[begin Data entries]

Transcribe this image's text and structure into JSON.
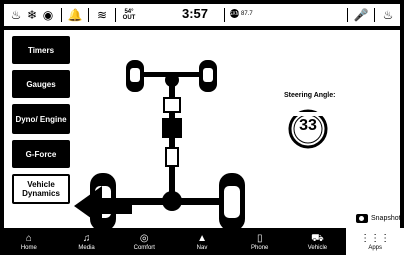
{
  "statusbar": {
    "temperature_line1": "54°",
    "temperature_line2": "OUT",
    "time": "3:57",
    "radio_text": "87.7"
  },
  "menu": {
    "timers": "Timers",
    "gauges": "Gauges",
    "dyno_engine": "Dyno/ Engine",
    "gforce": "G-Force",
    "vehicle_dynamics": "Vehicle Dynamics"
  },
  "steering": {
    "label": "Steering Angle:",
    "value": "33"
  },
  "snapshot": {
    "label": "Snapshot"
  },
  "nav": [
    {
      "label": "Home",
      "icon": "home-icon"
    },
    {
      "label": "Media",
      "icon": "music-icon"
    },
    {
      "label": "Comfort",
      "icon": "comfort-icon"
    },
    {
      "label": "Nav",
      "icon": "nav-icon"
    },
    {
      "label": "Phone",
      "icon": "phone-icon"
    },
    {
      "label": "Vehicle",
      "icon": "car-icon"
    },
    {
      "label": "Apps",
      "icon": "apps-icon"
    }
  ]
}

[end Data entries]

The task: Check every line in the material above for the string "icon", then give only the number of lines that have it.

Output below: 7